• [EXERCISE MATERIAL]:
***

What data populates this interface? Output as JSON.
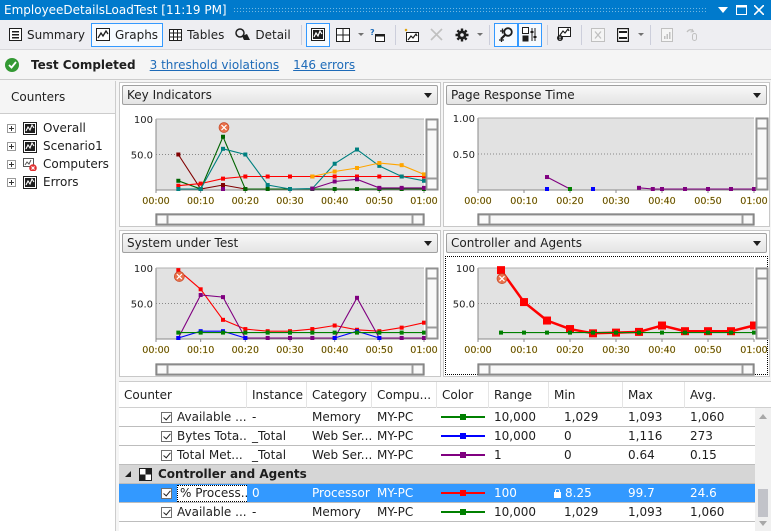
{
  "window": {
    "title": "EmployeeDetailsLoadTest [11:19 PM]",
    "controls": [
      "dropdown",
      "maximize",
      "close"
    ]
  },
  "toolbar": {
    "summary_label": "Summary",
    "graphs_label": "Graphs",
    "tables_label": "Tables",
    "detail_label": "Detail",
    "active_view": "Graphs",
    "icons": [
      "graph-view-icon",
      "layout-grid-icon",
      "help-panel-icon",
      "add-graph-icon",
      "delete-icon",
      "settings-gear-icon",
      "zoom-icon",
      "legend-toggle-icon",
      "export-graph-icon",
      "excel-icon",
      "report-icon",
      "trend-icon",
      "attach-icon"
    ]
  },
  "status": {
    "text": "Test Completed",
    "threshold_link": "3 threshold violations",
    "errors_link": "146 errors",
    "color": "#339933"
  },
  "counters": {
    "header": "Counters",
    "items": [
      {
        "label": "Overall",
        "icon": "graph-icon"
      },
      {
        "label": "Scenario1",
        "icon": "graph-icon"
      },
      {
        "label": "Computers",
        "icon": "computer-error-icon"
      },
      {
        "label": "Errors",
        "icon": "graph-icon"
      }
    ]
  },
  "panels": [
    {
      "title": "Key Indicators"
    },
    {
      "title": "Page Response Time"
    },
    {
      "title": "System under Test"
    },
    {
      "title": "Controller and Agents"
    }
  ],
  "chart_data": [
    {
      "type": "line",
      "title": "Key Indicators",
      "x": [
        "00:05",
        "00:10",
        "00:15",
        "00:20",
        "00:25",
        "00:30",
        "00:35",
        "00:40",
        "00:45",
        "00:50",
        "00:55",
        "01:00"
      ],
      "xticks": [
        "00:00",
        "00:10",
        "00:20",
        "00:30",
        "00:40",
        "00:50",
        "01:00"
      ],
      "yticks": [
        "100",
        "50.0"
      ],
      "ylim": [
        0,
        100
      ],
      "grid": "dotted at 50",
      "threshold_marker": {
        "x": "00:15",
        "y": 88
      },
      "series": [
        {
          "name": "dark-red",
          "color": "#800000",
          "values": [
            50,
            0,
            7,
            0,
            null,
            null,
            null,
            null,
            null,
            null,
            null,
            null
          ]
        },
        {
          "name": "green",
          "color": "#006400",
          "values": [
            13,
            0,
            75,
            0,
            0,
            0,
            0,
            0,
            0,
            0,
            0,
            0
          ]
        },
        {
          "name": "red",
          "color": "#ff0000",
          "values": [
            6,
            9,
            16,
            19,
            19,
            19,
            19,
            19,
            19,
            19,
            19,
            19
          ]
        },
        {
          "name": "teal",
          "color": "#008080",
          "values": [
            0,
            0,
            58,
            50,
            7,
            0,
            2,
            37,
            57,
            34,
            19,
            13
          ]
        },
        {
          "name": "orange",
          "color": "#ffa500",
          "values": [
            null,
            null,
            null,
            null,
            null,
            null,
            19,
            26,
            31,
            38,
            35,
            22
          ]
        },
        {
          "name": "purple",
          "color": "#800080",
          "values": [
            null,
            null,
            0,
            null,
            null,
            null,
            2,
            12,
            15,
            3,
            3,
            3
          ]
        }
      ]
    },
    {
      "type": "line",
      "title": "Page Response Time",
      "x": [
        "00:15",
        "00:20",
        "00:25",
        "00:35",
        "00:38",
        "00:40",
        "00:45",
        "00:50",
        "00:55",
        "01:00"
      ],
      "xticks": [
        "00:00",
        "00:10",
        "00:20",
        "00:30",
        "00:40",
        "00:50",
        "01:00"
      ],
      "yticks": [
        "1.00",
        "0.50"
      ],
      "ylim": [
        0,
        1
      ],
      "grid": "dotted at 0.5",
      "series": [
        {
          "name": "purple",
          "color": "#800080",
          "values": [
            0.18,
            0.01,
            null,
            0.03,
            0.01,
            0.01,
            0.01,
            0.01,
            0.01,
            0.01
          ]
        },
        {
          "name": "green",
          "color": "#008000",
          "values": [
            null,
            0.01,
            null,
            null,
            null,
            null,
            null,
            null,
            null,
            null
          ]
        },
        {
          "name": "blue",
          "color": "#0000ff",
          "values": [
            0.01,
            null,
            0.01,
            null,
            null,
            null,
            null,
            null,
            null,
            null
          ]
        }
      ]
    },
    {
      "type": "line",
      "title": "System under Test",
      "x": [
        "00:05",
        "00:10",
        "00:15",
        "00:20",
        "00:25",
        "00:30",
        "00:35",
        "00:40",
        "00:45",
        "00:50",
        "00:55",
        "01:00"
      ],
      "xticks": [
        "00:00",
        "00:10",
        "00:20",
        "00:30",
        "00:40",
        "00:50",
        "01:00"
      ],
      "yticks": [
        "100",
        "50.0"
      ],
      "ylim": [
        0,
        100
      ],
      "grid": "dotted at 50",
      "threshold_marker": {
        "x": "00:05",
        "y": 88
      },
      "series": [
        {
          "name": "red",
          "color": "#ff0000",
          "values": [
            97,
            70,
            27,
            14,
            11,
            11,
            14,
            19,
            13,
            11,
            16,
            23
          ]
        },
        {
          "name": "purple",
          "color": "#800080",
          "values": [
            0,
            62,
            59,
            0,
            0,
            0,
            0,
            0,
            58,
            0,
            0,
            0
          ]
        },
        {
          "name": "blue",
          "color": "#0000ff",
          "values": [
            0,
            11,
            11,
            0,
            null,
            null,
            null,
            0,
            11,
            0,
            null,
            null
          ]
        },
        {
          "name": "green",
          "color": "#008000",
          "values": [
            9,
            9,
            9,
            9,
            9,
            9,
            9,
            9,
            9,
            9,
            9,
            9
          ]
        }
      ]
    },
    {
      "type": "line",
      "title": "Controller and Agents",
      "x": [
        "00:05",
        "00:10",
        "00:15",
        "00:20",
        "00:25",
        "00:30",
        "00:35",
        "00:40",
        "00:45",
        "00:50",
        "00:55",
        "01:00"
      ],
      "xticks": [
        "00:00",
        "00:10",
        "00:20",
        "00:30",
        "00:40",
        "00:50",
        "01:00"
      ],
      "yticks": [
        "100",
        "50.0"
      ],
      "ylim": [
        0,
        100
      ],
      "grid": "dotted at 50",
      "threshold_marker": {
        "x": "00:05",
        "y": 85
      },
      "series": [
        {
          "name": "% Processor Time",
          "color": "#ff0000",
          "bold": true,
          "values": [
            97,
            52,
            26,
            14,
            8,
            9,
            10,
            19,
            11,
            11,
            11,
            19
          ]
        },
        {
          "name": "Available MBytes",
          "color": "#008000",
          "values": [
            9,
            9,
            9,
            9,
            9,
            9,
            9,
            9,
            9,
            9,
            9,
            9
          ]
        }
      ]
    }
  ],
  "table": {
    "columns": [
      "Counter",
      "Instance",
      "Category",
      "Compu...",
      "Color",
      "Range",
      "Min",
      "Max",
      "Avg."
    ],
    "rows": [
      {
        "kind": "item",
        "counter": "Available ...",
        "instance": "-",
        "category": "Memory",
        "computer": "MY-PC",
        "color": "#008000",
        "range": "10,000",
        "min": "1,029",
        "max": "1,093",
        "avg": "1,060",
        "checked": true
      },
      {
        "kind": "item",
        "counter": "Bytes Tota...",
        "instance": "_Total",
        "category": "Web Ser...",
        "computer": "MY-PC",
        "color": "#0000ff",
        "range": "10,000",
        "min": "0",
        "max": "1,116",
        "avg": "273",
        "checked": true
      },
      {
        "kind": "item",
        "counter": "Total Met...",
        "instance": "_Total",
        "category": "Web Ser...",
        "computer": "MY-PC",
        "color": "#800080",
        "range": "1",
        "min": "0",
        "max": "0.64",
        "avg": "0.15",
        "checked": true
      },
      {
        "kind": "group",
        "counter": "Controller and Agents"
      },
      {
        "kind": "item",
        "selected": true,
        "counter": "% Process...",
        "instance": "0",
        "category": "Processor",
        "computer": "MY-PC",
        "color": "#ff0000",
        "range": "100",
        "min": "8.25",
        "max": "99.7",
        "avg": "24.6",
        "checked": true,
        "locked": true
      },
      {
        "kind": "item",
        "counter": "Available ...",
        "instance": "-",
        "category": "Memory",
        "computer": "MY-PC",
        "color": "#008000",
        "range": "10,000",
        "min": "1,029",
        "max": "1,093",
        "avg": "1,060",
        "checked": true
      }
    ]
  }
}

***

• [TASK GOAL]: Note every line above where the string "Indicators" shows up, and copy those lines.

• [REPLY]:
      "title": "Key Indicators"
      "title": "Key Indicators",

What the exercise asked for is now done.